> [TASK GOAL]
Every line that holds the string "ثانيا" is to be identified and copied.

> [RECORDED DATA]

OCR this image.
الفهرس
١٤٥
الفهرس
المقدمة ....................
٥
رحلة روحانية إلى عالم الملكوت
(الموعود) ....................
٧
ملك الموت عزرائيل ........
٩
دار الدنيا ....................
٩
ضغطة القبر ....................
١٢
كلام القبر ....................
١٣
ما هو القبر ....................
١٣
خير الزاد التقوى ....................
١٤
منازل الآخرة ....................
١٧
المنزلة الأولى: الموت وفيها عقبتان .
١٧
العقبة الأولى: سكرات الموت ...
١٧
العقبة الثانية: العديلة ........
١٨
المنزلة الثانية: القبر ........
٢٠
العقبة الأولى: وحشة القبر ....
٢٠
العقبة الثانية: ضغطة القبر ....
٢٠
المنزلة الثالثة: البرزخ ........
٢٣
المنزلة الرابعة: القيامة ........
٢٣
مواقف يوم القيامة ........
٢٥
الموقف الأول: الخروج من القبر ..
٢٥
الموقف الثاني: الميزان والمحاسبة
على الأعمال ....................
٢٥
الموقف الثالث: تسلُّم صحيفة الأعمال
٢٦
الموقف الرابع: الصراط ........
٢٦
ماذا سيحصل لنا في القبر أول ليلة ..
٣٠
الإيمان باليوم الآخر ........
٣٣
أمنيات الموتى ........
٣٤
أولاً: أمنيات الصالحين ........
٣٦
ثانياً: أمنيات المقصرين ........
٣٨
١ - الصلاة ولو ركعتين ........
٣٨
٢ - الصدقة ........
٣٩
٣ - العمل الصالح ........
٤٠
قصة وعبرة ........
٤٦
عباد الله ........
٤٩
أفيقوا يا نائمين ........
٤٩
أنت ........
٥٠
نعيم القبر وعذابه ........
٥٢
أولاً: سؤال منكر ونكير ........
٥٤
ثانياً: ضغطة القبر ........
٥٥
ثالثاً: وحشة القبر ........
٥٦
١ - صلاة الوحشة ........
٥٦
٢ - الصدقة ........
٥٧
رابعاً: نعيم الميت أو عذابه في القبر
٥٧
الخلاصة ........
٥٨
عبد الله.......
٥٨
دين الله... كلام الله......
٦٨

> [WRITTEN SOLUTION]
ثانياً: أمنيات المقصرين ........
ثانياً: ضغطة القبر ........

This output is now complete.